■ **Data in this exercise**:
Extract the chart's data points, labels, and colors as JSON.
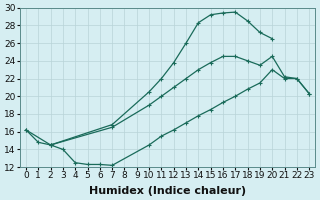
{
  "xlabel": "Humidex (Indice chaleur)",
  "background_color": "#d6eef2",
  "grid_color": "#b8d4d8",
  "line_color": "#1a6b5a",
  "xlim": [
    -0.5,
    23.5
  ],
  "ylim": [
    12,
    30
  ],
  "xticks": [
    0,
    1,
    2,
    3,
    4,
    5,
    6,
    7,
    8,
    9,
    10,
    11,
    12,
    13,
    14,
    15,
    16,
    17,
    18,
    19,
    20,
    21,
    22,
    23
  ],
  "yticks": [
    12,
    14,
    16,
    18,
    20,
    22,
    24,
    26,
    28,
    30
  ],
  "curve_top_x": [
    0,
    2,
    7,
    10,
    11,
    12,
    13,
    14,
    15,
    16,
    17,
    18,
    19,
    20
  ],
  "curve_top_y": [
    16.2,
    14.5,
    16.8,
    20.5,
    22.0,
    23.8,
    26.0,
    28.3,
    29.2,
    29.4,
    29.5,
    28.5,
    27.2,
    26.5
  ],
  "curve_mid_x": [
    2,
    7,
    10,
    11,
    12,
    13,
    14,
    15,
    16,
    17,
    18,
    19,
    20,
    21,
    22,
    23
  ],
  "curve_mid_y": [
    14.5,
    16.5,
    19.0,
    20.0,
    21.0,
    22.0,
    23.0,
    23.8,
    24.5,
    24.5,
    24.0,
    23.5,
    24.5,
    22.2,
    22.0,
    20.3
  ],
  "curve_bot_x": [
    0,
    1,
    2,
    3,
    4,
    5,
    6,
    7,
    10,
    11,
    12,
    13,
    14,
    15,
    16,
    17,
    18,
    19,
    20,
    21,
    22,
    23
  ],
  "curve_bot_y": [
    16.2,
    14.8,
    14.5,
    14.0,
    12.5,
    12.3,
    12.3,
    12.2,
    14.5,
    15.5,
    16.2,
    17.0,
    17.8,
    18.5,
    19.3,
    20.0,
    20.8,
    21.5,
    23.0,
    22.0,
    22.0,
    20.3
  ],
  "font_size_label": 8,
  "font_size_tick": 6.5
}
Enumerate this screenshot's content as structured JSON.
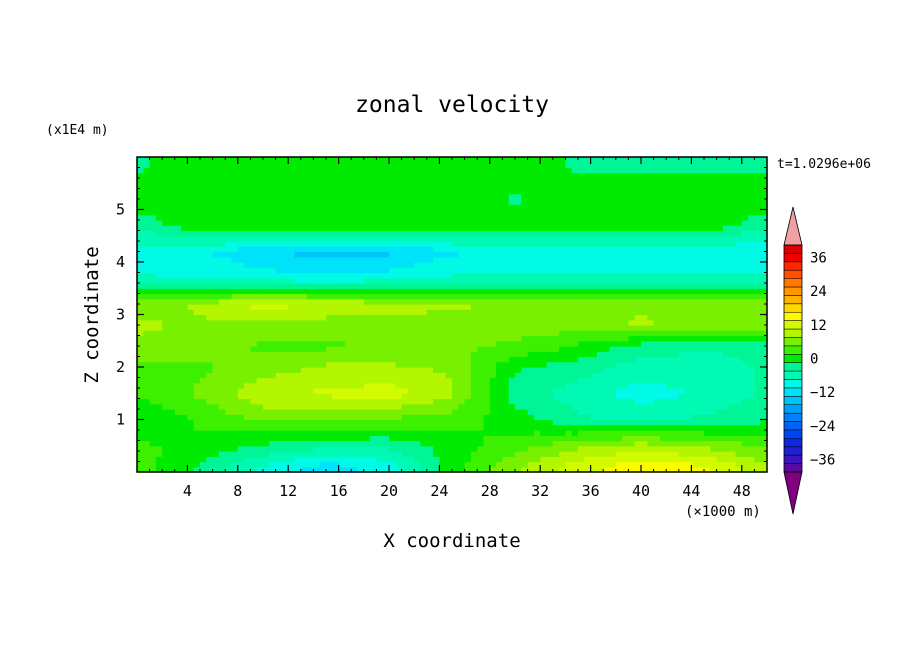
{
  "chart_data": {
    "type": "heatmap",
    "title": "zonal velocity",
    "xlabel": "X coordinate",
    "ylabel": "Z coordinate",
    "x_unit": "(×1000 m)",
    "y_unit": "(x1E4 m)",
    "time_label": "t=1.0296e+06",
    "xlim": [
      0,
      50
    ],
    "ylim": [
      0,
      6
    ],
    "x_ticks": [
      "4",
      "8",
      "12",
      "16",
      "20",
      "24",
      "28",
      "32",
      "36",
      "40",
      "44",
      "48"
    ],
    "y_ticks": [
      "1",
      "2",
      "3",
      "4",
      "5"
    ],
    "colorbar": {
      "ticks": [
        "36",
        "24",
        "12",
        "0",
        "-12",
        "-24",
        "-36"
      ],
      "levels": [
        {
          "value": -42,
          "color": "#800080"
        },
        {
          "value": -39,
          "color": "#5a0aa0"
        },
        {
          "value": -36,
          "color": "#3c14be"
        },
        {
          "value": -33,
          "color": "#1e1ed2"
        },
        {
          "value": -30,
          "color": "#0a28e6"
        },
        {
          "value": -27,
          "color": "#0046f0"
        },
        {
          "value": -24,
          "color": "#0064f5"
        },
        {
          "value": -21,
          "color": "#0082fa"
        },
        {
          "value": -18,
          "color": "#00a0fa"
        },
        {
          "value": -15,
          "color": "#00c3fa"
        },
        {
          "value": -12,
          "color": "#00e1fa"
        },
        {
          "value": -9,
          "color": "#00fae6"
        },
        {
          "value": -6,
          "color": "#00fab4"
        },
        {
          "value": -3,
          "color": "#00f596"
        },
        {
          "value": 0,
          "color": "#00eb00"
        },
        {
          "value": 3,
          "color": "#3cf000"
        },
        {
          "value": 6,
          "color": "#78f000"
        },
        {
          "value": 9,
          "color": "#b4f500"
        },
        {
          "value": 12,
          "color": "#d2fa00"
        },
        {
          "value": 15,
          "color": "#fafa00"
        },
        {
          "value": 18,
          "color": "#ffd700"
        },
        {
          "value": 21,
          "color": "#ffb400"
        },
        {
          "value": 24,
          "color": "#ff9600"
        },
        {
          "value": 27,
          "color": "#ff7800"
        },
        {
          "value": 30,
          "color": "#ff5000"
        },
        {
          "value": 33,
          "color": "#ff2800"
        },
        {
          "value": 36,
          "color": "#f00000"
        },
        {
          "value": 39,
          "color": "#dc0000"
        },
        {
          "value": 42,
          "color": "#f0a0a0"
        }
      ]
    },
    "field": {
      "z_rows": [
        5.8,
        5.2,
        4.7,
        4.2,
        3.7,
        3.2,
        2.8,
        2.4,
        2.0,
        1.5,
        1.0,
        0.5,
        0.1
      ],
      "x_cols": [
        0,
        5,
        10,
        15,
        20,
        25,
        30,
        35,
        40,
        45,
        50
      ],
      "values": [
        [
          -2,
          1,
          1,
          1,
          1,
          1,
          1,
          -2,
          -2,
          -2,
          -2
        ],
        [
          1,
          1,
          1,
          1,
          1,
          1,
          -2,
          1,
          1,
          1,
          1
        ],
        [
          -4,
          1,
          1,
          1,
          1,
          1,
          1,
          1,
          1,
          1,
          -4
        ],
        [
          -9,
          -10,
          -13,
          -15,
          -14,
          -11,
          -10,
          -10,
          -10,
          -10,
          -10
        ],
        [
          -7,
          -8,
          -9,
          -10,
          -9,
          -7,
          -7,
          -7,
          -7,
          -7,
          -7
        ],
        [
          6,
          8,
          12,
          10,
          9,
          8,
          7,
          7,
          7,
          6,
          6
        ],
        [
          8,
          7,
          6,
          6,
          6,
          6,
          6,
          6,
          8,
          6,
          6
        ],
        [
          7,
          6,
          4,
          4,
          5,
          5,
          4,
          1,
          -3,
          -4,
          -4
        ],
        [
          4,
          4,
          6,
          8,
          8,
          7,
          -1,
          -3,
          -6,
          -6,
          -4
        ],
        [
          2,
          5,
          10,
          11,
          12,
          8,
          -3,
          -6,
          -9,
          -7,
          -4
        ],
        [
          -2,
          2,
          5,
          5,
          4,
          3,
          0,
          -4,
          -5,
          -4,
          -2
        ],
        [
          2,
          1,
          -2,
          -4,
          -4,
          0,
          3,
          7,
          9,
          7,
          4
        ],
        [
          3,
          -2,
          -8,
          -12,
          -9,
          0,
          7,
          12,
          16,
          14,
          8
        ]
      ]
    }
  }
}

■ **What you are asked to do**:
Omit every picture, then repeat the remaining data exactly as it appears above.

■ **Task solution**:
Extract the chart's data points, labels, and colors as JSON.
{
  "xlabel": "Humidex (Indice chaleur)",
  "background_color": "#d6eef2",
  "grid_color": "#b8d4d8",
  "line_color": "#1a6b5a",
  "xlim": [
    -0.5,
    23.5
  ],
  "ylim": [
    12,
    30
  ],
  "xticks": [
    0,
    1,
    2,
    3,
    4,
    5,
    6,
    7,
    8,
    9,
    10,
    11,
    12,
    13,
    14,
    15,
    16,
    17,
    18,
    19,
    20,
    21,
    22,
    23
  ],
  "yticks": [
    12,
    14,
    16,
    18,
    20,
    22,
    24,
    26,
    28,
    30
  ],
  "curve_top_x": [
    0,
    2,
    7,
    10,
    11,
    12,
    13,
    14,
    15,
    16,
    17,
    18,
    19,
    20
  ],
  "curve_top_y": [
    16.2,
    14.5,
    16.8,
    20.5,
    22.0,
    23.8,
    26.0,
    28.3,
    29.2,
    29.4,
    29.5,
    28.5,
    27.2,
    26.5
  ],
  "curve_mid_x": [
    2,
    7,
    10,
    11,
    12,
    13,
    14,
    15,
    16,
    17,
    18,
    19,
    20,
    21,
    22,
    23
  ],
  "curve_mid_y": [
    14.5,
    16.5,
    19.0,
    20.0,
    21.0,
    22.0,
    23.0,
    23.8,
    24.5,
    24.5,
    24.0,
    23.5,
    24.5,
    22.2,
    22.0,
    20.3
  ],
  "curve_bot_x": [
    0,
    1,
    2,
    3,
    4,
    5,
    6,
    7,
    10,
    11,
    12,
    13,
    14,
    15,
    16,
    17,
    18,
    19,
    20,
    21,
    22,
    23
  ],
  "curve_bot_y": [
    16.2,
    14.8,
    14.5,
    14.0,
    12.5,
    12.3,
    12.3,
    12.2,
    14.5,
    15.5,
    16.2,
    17.0,
    17.8,
    18.5,
    19.3,
    20.0,
    20.8,
    21.5,
    23.0,
    22.0,
    22.0,
    20.3
  ],
  "font_size_label": 8,
  "font_size_tick": 6.5
}
Enumerate this screenshot's content as structured JSON.
{
  "chart_data": {
    "type": "heatmap",
    "title": "zonal velocity",
    "xlabel": "X coordinate",
    "ylabel": "Z coordinate",
    "x_unit": "(×1000 m)",
    "y_unit": "(x1E4 m)",
    "time_label": "t=1.0296e+06",
    "xlim": [
      0,
      50
    ],
    "ylim": [
      0,
      6
    ],
    "x_ticks": [
      "4",
      "8",
      "12",
      "16",
      "20",
      "24",
      "28",
      "32",
      "36",
      "40",
      "44",
      "48"
    ],
    "y_ticks": [
      "1",
      "2",
      "3",
      "4",
      "5"
    ],
    "colorbar": {
      "ticks": [
        "36",
        "24",
        "12",
        "0",
        "-12",
        "-24",
        "-36"
      ],
      "levels": [
        {
          "value": -42,
          "color": "#800080"
        },
        {
          "value": -39,
          "color": "#5a0aa0"
        },
        {
          "value": -36,
          "color": "#3c14be"
        },
        {
          "value": -33,
          "color": "#1e1ed2"
        },
        {
          "value": -30,
          "color": "#0a28e6"
        },
        {
          "value": -27,
          "color": "#0046f0"
        },
        {
          "value": -24,
          "color": "#0064f5"
        },
        {
          "value": -21,
          "color": "#0082fa"
        },
        {
          "value": -18,
          "color": "#00a0fa"
        },
        {
          "value": -15,
          "color": "#00c3fa"
        },
        {
          "value": -12,
          "color": "#00e1fa"
        },
        {
          "value": -9,
          "color": "#00fae6"
        },
        {
          "value": -6,
          "color": "#00fab4"
        },
        {
          "value": -3,
          "color": "#00f596"
        },
        {
          "value": 0,
          "color": "#00eb00"
        },
        {
          "value": 3,
          "color": "#3cf000"
        },
        {
          "value": 6,
          "color": "#78f000"
        },
        {
          "value": 9,
          "color": "#b4f500"
        },
        {
          "value": 12,
          "color": "#d2fa00"
        },
        {
          "value": 15,
          "color": "#fafa00"
        },
        {
          "value": 18,
          "color": "#ffd700"
        },
        {
          "value": 21,
          "color": "#ffb400"
        },
        {
          "value": 24,
          "color": "#ff9600"
        },
        {
          "value": 27,
          "color": "#ff7800"
        },
        {
          "value": 30,
          "color": "#ff5000"
        },
        {
          "value": 33,
          "color": "#ff2800"
        },
        {
          "value": 36,
          "color": "#f00000"
        },
        {
          "value": 39,
          "color": "#dc0000"
        },
        {
          "value": 42,
          "color": "#f0a0a0"
        }
      ]
    },
    "field": {
      "z_rows": [
        5.8,
        5.2,
        4.7,
        4.2,
        3.7,
        3.2,
        2.8,
        2.4,
        2.0,
        1.5,
        1.0,
        0.5,
        0.1
      ],
      "x_cols": [
        0,
        5,
        10,
        15,
        20,
        25,
        30,
        35,
        40,
        45,
        50
      ],
      "values": [
        [
          -2,
          1,
          1,
          1,
          1,
          1,
          1,
          -2,
          -2,
          -2,
          -2
        ],
        [
          1,
          1,
          1,
          1,
          1,
          1,
          -2,
          1,
          1,
          1,
          1
        ],
        [
          -4,
          1,
          1,
          1,
          1,
          1,
          1,
          1,
          1,
          1,
          -4
        ],
        [
          -9,
          -10,
          -13,
          -15,
          -14,
          -11,
          -10,
          -10,
          -10,
          -10,
          -10
        ],
        [
          -7,
          -8,
          -9,
          -10,
          -9,
          -7,
          -7,
          -7,
          -7,
          -7,
          -7
        ],
        [
          6,
          8,
          12,
          10,
          9,
          8,
          7,
          7,
          7,
          6,
          6
        ],
        [
          8,
          7,
          6,
          6,
          6,
          6,
          6,
          6,
          8,
          6,
          6
        ],
        [
          7,
          6,
          4,
          4,
          5,
          5,
          4,
          1,
          -3,
          -4,
          -4
        ],
        [
          4,
          4,
          6,
          8,
          8,
          7,
          -1,
          -3,
          -6,
          -6,
          -4
        ],
        [
          2,
          5,
          10,
          11,
          12,
          8,
          -3,
          -6,
          -9,
          -7,
          -4
        ],
        [
          -2,
          2,
          5,
          5,
          4,
          3,
          0,
          -4,
          -5,
          -4,
          -2
        ],
        [
          2,
          1,
          -2,
          -4,
          -4,
          0,
          3,
          7,
          9,
          7,
          4
        ],
        [
          3,
          -2,
          -8,
          -12,
          -9,
          0,
          7,
          12,
          16,
          14,
          8
        ]
      ]
    }
  }
}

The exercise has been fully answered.